**PROBLEM**. Every record must be written out once more, with nothing added or omitted.

▬▬▬▬▬▬▬▬▬▬

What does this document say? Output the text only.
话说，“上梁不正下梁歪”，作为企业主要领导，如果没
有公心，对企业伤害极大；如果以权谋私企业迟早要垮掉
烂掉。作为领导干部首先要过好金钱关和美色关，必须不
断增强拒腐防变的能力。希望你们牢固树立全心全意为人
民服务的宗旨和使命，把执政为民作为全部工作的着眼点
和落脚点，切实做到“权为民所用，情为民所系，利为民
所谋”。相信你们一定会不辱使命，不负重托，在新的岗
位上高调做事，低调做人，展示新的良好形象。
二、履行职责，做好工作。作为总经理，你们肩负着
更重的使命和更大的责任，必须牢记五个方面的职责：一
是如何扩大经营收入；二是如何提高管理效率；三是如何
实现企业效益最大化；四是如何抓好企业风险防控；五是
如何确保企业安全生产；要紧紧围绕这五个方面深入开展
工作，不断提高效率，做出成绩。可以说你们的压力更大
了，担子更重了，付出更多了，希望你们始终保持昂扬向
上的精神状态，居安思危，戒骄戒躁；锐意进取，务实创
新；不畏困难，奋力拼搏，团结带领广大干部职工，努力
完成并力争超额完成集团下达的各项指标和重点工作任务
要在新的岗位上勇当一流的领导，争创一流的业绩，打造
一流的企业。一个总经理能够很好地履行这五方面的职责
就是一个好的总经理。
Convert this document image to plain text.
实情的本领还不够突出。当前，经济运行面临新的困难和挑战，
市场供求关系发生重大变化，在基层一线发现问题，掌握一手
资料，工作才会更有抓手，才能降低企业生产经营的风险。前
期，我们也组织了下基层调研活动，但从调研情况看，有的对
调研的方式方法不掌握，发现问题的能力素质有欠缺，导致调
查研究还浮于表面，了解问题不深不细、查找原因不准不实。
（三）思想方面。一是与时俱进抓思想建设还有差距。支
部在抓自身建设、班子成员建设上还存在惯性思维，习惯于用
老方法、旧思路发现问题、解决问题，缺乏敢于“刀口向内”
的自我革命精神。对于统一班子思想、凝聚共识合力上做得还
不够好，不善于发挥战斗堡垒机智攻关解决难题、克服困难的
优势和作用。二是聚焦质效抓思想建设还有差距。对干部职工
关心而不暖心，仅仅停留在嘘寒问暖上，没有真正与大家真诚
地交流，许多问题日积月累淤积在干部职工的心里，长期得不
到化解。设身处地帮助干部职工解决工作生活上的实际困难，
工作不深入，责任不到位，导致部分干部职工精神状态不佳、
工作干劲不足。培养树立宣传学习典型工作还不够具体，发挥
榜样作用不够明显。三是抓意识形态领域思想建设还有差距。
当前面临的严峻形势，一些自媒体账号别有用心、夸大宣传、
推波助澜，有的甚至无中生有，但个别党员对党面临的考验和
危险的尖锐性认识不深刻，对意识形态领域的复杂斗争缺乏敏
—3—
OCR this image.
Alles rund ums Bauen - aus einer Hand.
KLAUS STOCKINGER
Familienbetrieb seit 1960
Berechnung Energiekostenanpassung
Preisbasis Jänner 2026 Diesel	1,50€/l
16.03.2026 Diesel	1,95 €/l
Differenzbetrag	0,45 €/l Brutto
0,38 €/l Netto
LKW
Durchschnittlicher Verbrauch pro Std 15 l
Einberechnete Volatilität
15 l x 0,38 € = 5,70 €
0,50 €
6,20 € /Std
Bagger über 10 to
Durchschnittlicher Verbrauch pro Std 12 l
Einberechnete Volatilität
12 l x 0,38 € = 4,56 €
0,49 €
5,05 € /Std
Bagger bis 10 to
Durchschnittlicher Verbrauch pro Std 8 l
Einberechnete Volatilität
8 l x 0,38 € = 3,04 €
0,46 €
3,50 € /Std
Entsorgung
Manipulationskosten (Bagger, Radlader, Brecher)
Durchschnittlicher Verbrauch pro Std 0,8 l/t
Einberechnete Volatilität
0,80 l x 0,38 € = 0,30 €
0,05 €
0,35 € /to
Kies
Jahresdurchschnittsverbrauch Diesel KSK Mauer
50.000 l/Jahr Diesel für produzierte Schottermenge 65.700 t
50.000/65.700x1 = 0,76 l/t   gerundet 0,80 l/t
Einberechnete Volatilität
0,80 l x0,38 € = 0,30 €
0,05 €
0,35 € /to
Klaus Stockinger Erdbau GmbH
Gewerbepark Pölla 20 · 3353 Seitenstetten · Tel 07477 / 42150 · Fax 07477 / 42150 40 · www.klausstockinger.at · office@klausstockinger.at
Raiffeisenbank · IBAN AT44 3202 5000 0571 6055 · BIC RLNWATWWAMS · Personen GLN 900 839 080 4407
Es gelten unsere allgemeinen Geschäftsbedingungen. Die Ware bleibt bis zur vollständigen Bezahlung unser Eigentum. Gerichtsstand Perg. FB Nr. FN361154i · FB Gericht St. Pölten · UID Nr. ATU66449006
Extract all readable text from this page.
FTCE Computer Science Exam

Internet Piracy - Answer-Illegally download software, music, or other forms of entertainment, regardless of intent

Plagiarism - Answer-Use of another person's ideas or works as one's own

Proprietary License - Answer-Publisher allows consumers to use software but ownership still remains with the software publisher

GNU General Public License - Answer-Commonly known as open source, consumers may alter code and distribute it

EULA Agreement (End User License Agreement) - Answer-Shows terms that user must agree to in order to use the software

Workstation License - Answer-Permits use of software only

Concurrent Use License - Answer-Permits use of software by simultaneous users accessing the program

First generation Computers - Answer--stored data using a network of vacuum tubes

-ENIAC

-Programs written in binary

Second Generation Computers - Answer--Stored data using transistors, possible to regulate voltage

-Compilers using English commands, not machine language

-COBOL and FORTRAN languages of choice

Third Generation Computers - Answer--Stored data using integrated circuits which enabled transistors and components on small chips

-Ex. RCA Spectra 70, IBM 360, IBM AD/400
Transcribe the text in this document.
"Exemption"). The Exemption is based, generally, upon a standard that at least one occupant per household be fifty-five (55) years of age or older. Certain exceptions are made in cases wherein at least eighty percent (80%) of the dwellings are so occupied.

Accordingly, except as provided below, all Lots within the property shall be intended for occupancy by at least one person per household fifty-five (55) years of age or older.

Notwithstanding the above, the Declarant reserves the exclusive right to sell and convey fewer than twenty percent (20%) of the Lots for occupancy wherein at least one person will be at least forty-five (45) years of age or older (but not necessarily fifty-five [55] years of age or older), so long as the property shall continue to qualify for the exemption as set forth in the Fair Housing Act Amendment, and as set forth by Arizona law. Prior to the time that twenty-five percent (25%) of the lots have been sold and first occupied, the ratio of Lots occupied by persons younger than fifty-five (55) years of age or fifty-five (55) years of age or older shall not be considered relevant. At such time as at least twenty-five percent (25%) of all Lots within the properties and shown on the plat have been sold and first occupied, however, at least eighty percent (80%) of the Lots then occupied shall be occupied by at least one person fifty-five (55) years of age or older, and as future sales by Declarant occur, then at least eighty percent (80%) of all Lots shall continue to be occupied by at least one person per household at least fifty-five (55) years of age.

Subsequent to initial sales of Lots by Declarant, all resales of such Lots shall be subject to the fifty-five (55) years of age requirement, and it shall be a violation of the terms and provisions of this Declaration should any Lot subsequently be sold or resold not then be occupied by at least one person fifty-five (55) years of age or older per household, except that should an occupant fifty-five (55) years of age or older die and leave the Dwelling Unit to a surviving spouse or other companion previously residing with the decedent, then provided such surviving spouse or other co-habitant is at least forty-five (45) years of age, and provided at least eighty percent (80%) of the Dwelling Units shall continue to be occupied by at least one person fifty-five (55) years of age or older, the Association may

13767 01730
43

▬▬▬▬▬▬▬▬▬▬

**EXERCISE RESPONSE**.
What does this document say? Output the text only.
话说，“上梁不正下梁歪”，作为企业主要领导，如果没
有公心，对企业伤害极大；如果以权谋私企业迟早要垮掉
烂掉。作为领导干部首先要过好金钱关和美色关，必须不
断增强拒腐防变的能力。希望你们牢固树立全心全意为人
民服务的宗旨和使命，把执政为民作为全部工作的着眼点
和落脚点，切实做到“权为民所用，情为民所系，利为民
所谋”。相信你们一定会不辱使命，不负重托，在新的岗
位上高调做事，低调做人，展示新的良好形象。
二、履行职责，做好工作。作为总经理，你们肩负着
更重的使命和更大的责任，必须牢记五个方面的职责：一
是如何扩大经营收入；二是如何提高管理效率；三是如何
实现企业效益最大化；四是如何抓好企业风险防控；五是
如何确保企业安全生产；要紧紧围绕这五个方面深入开展
工作，不断提高效率，做出成绩。可以说你们的压力更大
了，担子更重了，付出更多了，希望你们始终保持昂扬向
上的精神状态，居安思危，戒骄戒躁；锐意进取，务实创
新；不畏困难，奋力拼搏，团结带领广大干部职工，努力
完成并力争超额完成集团下达的各项指标和重点工作任务
要在新的岗位上勇当一流的领导，争创一流的业绩，打造
一流的企业。一个总经理能够很好地履行这五方面的职责
就是一个好的总经理。
Convert this document image to plain text.
实情的本领还不够突出。当前，经济运行面临新的困难和挑战，
市场供求关系发生重大变化，在基层一线发现问题，掌握一手
资料，工作才会更有抓手，才能降低企业生产经营的风险。前
期，我们也组织了下基层调研活动，但从调研情况看，有的对
调研的方式方法不掌握，发现问题的能力素质有欠缺，导致调
查研究还浮于表面，了解问题不深不细、查找原因不准不实。
（三）思想方面。一是与时俱进抓思想建设还有差距。支
部在抓自身建设、班子成员建设上还存在惯性思维，习惯于用
老方法、旧思路发现问题、解决问题，缺乏敢于“刀口向内”
的自我革命精神。对于统一班子思想、凝聚共识合力上做得还
不够好，不善于发挥战斗堡垒机智攻关解决难题、克服困难的
优势和作用。二是聚焦质效抓思想建设还有差距。对干部职工
关心而不暖心，仅仅停留在嘘寒问暖上，没有真正与大家真诚
地交流，许多问题日积月累淤积在干部职工的心里，长期得不
到化解。设身处地帮助干部职工解决工作生活上的实际困难，
工作不深入，责任不到位，导致部分干部职工精神状态不佳、
工作干劲不足。培养树立宣传学习典型工作还不够具体，发挥
榜样作用不够明显。三是抓意识形态领域思想建设还有差距。
当前面临的严峻形势，一些自媒体账号别有用心、夸大宣传、
推波助澜，有的甚至无中生有，但个别党员对党面临的考验和
危险的尖锐性认识不深刻，对意识形态领域的复杂斗争缺乏敏
—3—
OCR this image.
Alles rund ums Bauen - aus einer Hand.
KLAUS STOCKINGER
Familienbetrieb seit 1960
Berechnung Energiekostenanpassung
Preisbasis Jänner 2026 Diesel	1,50€/l
16.03.2026 Diesel	1,95 €/l
Differenzbetrag	0,45 €/l Brutto
0,38 €/l Netto
LKW
Durchschnittlicher Verbrauch pro Std 15 l
Einberechnete Volatilität
15 l x 0,38 € = 5,70 €
0,50 €
6,20 € /Std
Bagger über 10 to
Durchschnittlicher Verbrauch pro Std 12 l
Einberechnete Volatilität
12 l x 0,38 € = 4,56 €
0,49 €
5,05 € /Std
Bagger bis 10 to
Durchschnittlicher Verbrauch pro Std 8 l
Einberechnete Volatilität
8 l x 0,38 € = 3,04 €
0,46 €
3,50 € /Std
Entsorgung
Manipulationskosten (Bagger, Radlader, Brecher)
Durchschnittlicher Verbrauch pro Std 0,8 l/t
Einberechnete Volatilität
0,80 l x 0,38 € = 0,30 €
0,05 €
0,35 € /to
Kies
Jahresdurchschnittsverbrauch Diesel KSK Mauer
50.000 l/Jahr Diesel für produzierte Schottermenge 65.700 t
50.000/65.700x1 = 0,76 l/t   gerundet 0,80 l/t
Einberechnete Volatilität
0,80 l x0,38 € = 0,30 €
0,05 €
0,35 € /to
Klaus Stockinger Erdbau GmbH
Gewerbepark Pölla 20 · 3353 Seitenstetten · Tel 07477 / 42150 · Fax 07477 / 42150 40 · www.klausstockinger.at · office@klausstockinger.at
Raiffeisenbank · IBAN AT44 3202 5000 0571 6055 · BIC RLNWATWWAMS · Personen GLN 900 839 080 4407
Es gelten unsere allgemeinen Geschäftsbedingungen. Die Ware bleibt bis zur vollständigen Bezahlung unser Eigentum. Gerichtsstand Perg. FB Nr. FN361154i · FB Gericht St. Pölten · UID Nr. ATU66449006
Extract all readable text from this page.
FTCE Computer Science Exam

Internet Piracy - Answer-Illegally download software, music, or other forms of entertainment, regardless of intent

Plagiarism - Answer-Use of another person's ideas or works as one's own

Proprietary License - Answer-Publisher allows consumers to use software but ownership still remains with the software publisher

GNU General Public License - Answer-Commonly known as open source, consumers may alter code and distribute it

EULA Agreement (End User License Agreement) - Answer-Shows terms that user must agree to in order to use the software

Workstation License - Answer-Permits use of software only

Concurrent Use License - Answer-Permits use of software by simultaneous users accessing the program

First generation Computers - Answer--stored data using a network of vacuum tubes

-ENIAC

-Programs written in binary

Second Generation Computers - Answer--Stored data using transistors, possible to regulate voltage

-Compilers using English commands, not machine language

-COBOL and FORTRAN languages of choice

Third Generation Computers - Answer--Stored data using integrated circuits which enabled transistors and components on small chips

-Ex. RCA Spectra 70, IBM 360, IBM AD/400
Transcribe the text in this document.
"Exemption"). The Exemption is based, generally, upon a standard that at least one occupant per household be fifty-five (55) years of age or older. Certain exceptions are made in cases wherein at least eighty percent (80%) of the dwellings are so occupied.

Accordingly, except as provided below, all Lots within the property shall be intended for occupancy by at least one person per household fifty-five (55) years of age or older.

Notwithstanding the above, the Declarant reserves the exclusive right to sell and convey fewer than twenty percent (20%) of the Lots for occupancy wherein at least one person will be at least forty-five (45) years of age or older (but not necessarily fifty-five [55] years of age or older), so long as the property shall continue to qualify for the exemption as set forth in the Fair Housing Act Amendment, and as set forth by Arizona law. Prior to the time that twenty-five percent (25%) of the lots have been sold and first occupied, the ratio of Lots occupied by persons younger than fifty-five (55) years of age or fifty-five (55) years of age or older shall not be considered relevant. At such time as at least twenty-five percent (25%) of all Lots within the properties and shown on the plat have been sold and first occupied, however, at least eighty percent (80%) of the Lots then occupied shall be occupied by at least one person fifty-five (55) years of age or older, and as future sales by Declarant occur, then at least eighty percent (80%) of all Lots shall continue to be occupied by at least one person per household at least fifty-five (55) years of age.

Subsequent to initial sales of Lots by Declarant, all resales of such Lots shall be subject to the fifty-five (55) years of age requirement, and it shall be a violation of the terms and provisions of this Declaration should any Lot subsequently be sold or resold not then be occupied by at least one person fifty-five (55) years of age or older per household, except that should an occupant fifty-five (55) years of age or older die and leave the Dwelling Unit to a surviving spouse or other companion previously residing with the decedent, then provided such surviving spouse or other co-habitant is at least forty-five (45) years of age, and provided at least eighty percent (80%) of the Dwelling Units shall continue to be occupied by at least one person fifty-five (55) years of age or older, the Association may

13767 01730
43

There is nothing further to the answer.